> Instruction: What follows is a set of records; repeat all of them exactly.

> Extracted material:
▶

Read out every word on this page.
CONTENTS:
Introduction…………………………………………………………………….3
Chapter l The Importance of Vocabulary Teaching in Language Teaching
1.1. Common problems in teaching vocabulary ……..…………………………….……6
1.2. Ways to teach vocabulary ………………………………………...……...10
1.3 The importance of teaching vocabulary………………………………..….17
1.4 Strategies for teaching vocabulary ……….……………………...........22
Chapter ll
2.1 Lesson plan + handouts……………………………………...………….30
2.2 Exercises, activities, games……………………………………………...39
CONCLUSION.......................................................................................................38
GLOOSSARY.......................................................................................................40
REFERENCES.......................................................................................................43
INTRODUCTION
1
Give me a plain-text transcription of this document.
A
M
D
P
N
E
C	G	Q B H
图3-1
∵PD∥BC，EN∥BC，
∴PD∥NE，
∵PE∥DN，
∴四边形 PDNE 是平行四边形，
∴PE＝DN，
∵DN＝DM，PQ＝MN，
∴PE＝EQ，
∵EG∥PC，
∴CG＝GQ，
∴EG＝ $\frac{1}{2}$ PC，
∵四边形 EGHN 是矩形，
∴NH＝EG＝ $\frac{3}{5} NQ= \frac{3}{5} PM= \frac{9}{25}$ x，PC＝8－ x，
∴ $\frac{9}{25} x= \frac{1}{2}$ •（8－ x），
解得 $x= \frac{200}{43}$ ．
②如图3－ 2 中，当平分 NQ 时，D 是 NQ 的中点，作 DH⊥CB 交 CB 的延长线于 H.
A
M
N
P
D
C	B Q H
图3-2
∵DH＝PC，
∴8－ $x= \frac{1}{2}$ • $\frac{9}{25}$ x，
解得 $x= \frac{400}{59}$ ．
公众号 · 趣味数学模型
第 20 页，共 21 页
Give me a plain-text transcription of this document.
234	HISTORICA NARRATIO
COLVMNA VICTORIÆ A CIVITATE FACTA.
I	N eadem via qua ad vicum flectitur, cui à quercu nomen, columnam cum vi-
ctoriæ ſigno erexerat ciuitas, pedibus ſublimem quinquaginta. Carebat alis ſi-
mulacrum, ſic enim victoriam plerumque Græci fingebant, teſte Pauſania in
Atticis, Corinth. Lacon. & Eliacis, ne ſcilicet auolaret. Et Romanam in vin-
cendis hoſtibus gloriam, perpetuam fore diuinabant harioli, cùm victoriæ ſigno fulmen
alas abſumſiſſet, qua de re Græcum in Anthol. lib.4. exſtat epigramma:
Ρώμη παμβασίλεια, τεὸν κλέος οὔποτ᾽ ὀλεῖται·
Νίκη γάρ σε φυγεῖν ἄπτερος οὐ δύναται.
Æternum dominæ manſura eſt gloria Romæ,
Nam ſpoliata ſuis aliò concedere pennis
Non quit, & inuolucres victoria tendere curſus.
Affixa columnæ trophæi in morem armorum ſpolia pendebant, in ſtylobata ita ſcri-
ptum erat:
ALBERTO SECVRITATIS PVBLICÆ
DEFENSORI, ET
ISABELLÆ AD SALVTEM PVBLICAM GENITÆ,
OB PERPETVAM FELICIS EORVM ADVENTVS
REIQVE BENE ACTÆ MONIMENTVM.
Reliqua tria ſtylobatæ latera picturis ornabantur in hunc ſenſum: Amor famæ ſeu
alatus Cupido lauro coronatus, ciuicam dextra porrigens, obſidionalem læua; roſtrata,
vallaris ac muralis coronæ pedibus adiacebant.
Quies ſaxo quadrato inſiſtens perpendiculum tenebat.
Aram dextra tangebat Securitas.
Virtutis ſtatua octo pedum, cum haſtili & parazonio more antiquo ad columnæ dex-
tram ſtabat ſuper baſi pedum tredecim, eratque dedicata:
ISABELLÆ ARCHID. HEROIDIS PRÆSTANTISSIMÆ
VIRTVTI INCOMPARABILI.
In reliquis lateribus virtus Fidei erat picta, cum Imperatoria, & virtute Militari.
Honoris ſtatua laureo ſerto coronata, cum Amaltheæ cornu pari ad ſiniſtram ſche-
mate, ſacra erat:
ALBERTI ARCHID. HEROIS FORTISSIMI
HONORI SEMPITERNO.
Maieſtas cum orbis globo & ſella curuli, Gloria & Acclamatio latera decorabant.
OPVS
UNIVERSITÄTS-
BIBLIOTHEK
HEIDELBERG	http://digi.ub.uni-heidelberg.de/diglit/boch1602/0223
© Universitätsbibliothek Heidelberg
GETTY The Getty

◀

> Answer to the exercise:
Read out every word on this page.
CONTENTS:
Introduction…………………………………………………………………….3
Chapter l The Importance of Vocabulary Teaching in Language Teaching
1.1. Common problems in teaching vocabulary ……..…………………………….……6
1.2. Ways to teach vocabulary ………………………………………...……...10
1.3 The importance of teaching vocabulary………………………………..….17
1.4 Strategies for teaching vocabulary ……….……………………...........22
Chapter ll
2.1 Lesson plan + handouts……………………………………...………….30
2.2 Exercises, activities, games……………………………………………...39
CONCLUSION.......................................................................................................38
GLOOSSARY.......................................................................................................40
REFERENCES.......................................................................................................43
INTRODUCTION
1
Give me a plain-text transcription of this document.
A
M
D
P
N
E
C	G	Q B H
图3-1
∵PD∥BC，EN∥BC，
∴PD∥NE，
∵PE∥DN，
∴四边形 PDNE 是平行四边形，
∴PE＝DN，
∵DN＝DM，PQ＝MN，
∴PE＝EQ，
∵EG∥PC，
∴CG＝GQ，
∴EG＝ $\frac{1}{2}$ PC，
∵四边形 EGHN 是矩形，
∴NH＝EG＝ $\frac{3}{5} NQ= \frac{3}{5} PM= \frac{9}{25}$ x，PC＝8－ x，
∴ $\frac{9}{25} x= \frac{1}{2}$ •（8－ x），
解得 $x= \frac{200}{43}$ ．
②如图3－ 2 中，当平分 NQ 时，D 是 NQ 的中点，作 DH⊥CB 交 CB 的延长线于 H.
A
M
N
P
D
C	B Q H
图3-2
∵DH＝PC，
∴8－ $x= \frac{1}{2}$ • $\frac{9}{25}$ x，
解得 $x= \frac{400}{59}$ ．
公众号 · 趣味数学模型
第 20 页，共 21 页
Give me a plain-text transcription of this document.
234	HISTORICA NARRATIO
COLVMNA VICTORIÆ A CIVITATE FACTA.
I	N eadem via qua ad vicum flectitur, cui à quercu nomen, columnam cum vi-
ctoriæ ſigno erexerat ciuitas, pedibus ſublimem quinquaginta. Carebat alis ſi-
mulacrum, ſic enim victoriam plerumque Græci fingebant, teſte Pauſania in
Atticis, Corinth. Lacon. & Eliacis, ne ſcilicet auolaret. Et Romanam in vin-
cendis hoſtibus gloriam, perpetuam fore diuinabant harioli, cùm victoriæ ſigno fulmen
alas abſumſiſſet, qua de re Græcum in Anthol. lib.4. exſtat epigramma:
Ρώμη παμβασίλεια, τεὸν κλέος οὔποτ᾽ ὀλεῖται·
Νίκη γάρ σε φυγεῖν ἄπτερος οὐ δύναται.
Æternum dominæ manſura eſt gloria Romæ,
Nam ſpoliata ſuis aliò concedere pennis
Non quit, & inuolucres victoria tendere curſus.
Affixa columnæ trophæi in morem armorum ſpolia pendebant, in ſtylobata ita ſcri-
ptum erat:
ALBERTO SECVRITATIS PVBLICÆ
DEFENSORI, ET
ISABELLÆ AD SALVTEM PVBLICAM GENITÆ,
OB PERPETVAM FELICIS EORVM ADVENTVS
REIQVE BENE ACTÆ MONIMENTVM.
Reliqua tria ſtylobatæ latera picturis ornabantur in hunc ſenſum: Amor famæ ſeu
alatus Cupido lauro coronatus, ciuicam dextra porrigens, obſidionalem læua; roſtrata,
vallaris ac muralis coronæ pedibus adiacebant.
Quies ſaxo quadrato inſiſtens perpendiculum tenebat.
Aram dextra tangebat Securitas.
Virtutis ſtatua octo pedum, cum haſtili & parazonio more antiquo ad columnæ dex-
tram ſtabat ſuper baſi pedum tredecim, eratque dedicata:
ISABELLÆ ARCHID. HEROIDIS PRÆSTANTISSIMÆ
VIRTVTI INCOMPARABILI.
In reliquis lateribus virtus Fidei erat picta, cum Imperatoria, & virtute Militari.
Honoris ſtatua laureo ſerto coronata, cum Amaltheæ cornu pari ad ſiniſtram ſche-
mate, ſacra erat:
ALBERTI ARCHID. HEROIS FORTISSIMI
HONORI SEMPITERNO.
Maieſtas cum orbis globo & ſella curuli, Gloria & Acclamatio latera decorabant.
OPVS
UNIVERSITÄTS-
BIBLIOTHEK
HEIDELBERG	http://digi.ub.uni-heidelberg.de/diglit/boch1602/0223
© Universitätsbibliothek Heidelberg
GETTY The Getty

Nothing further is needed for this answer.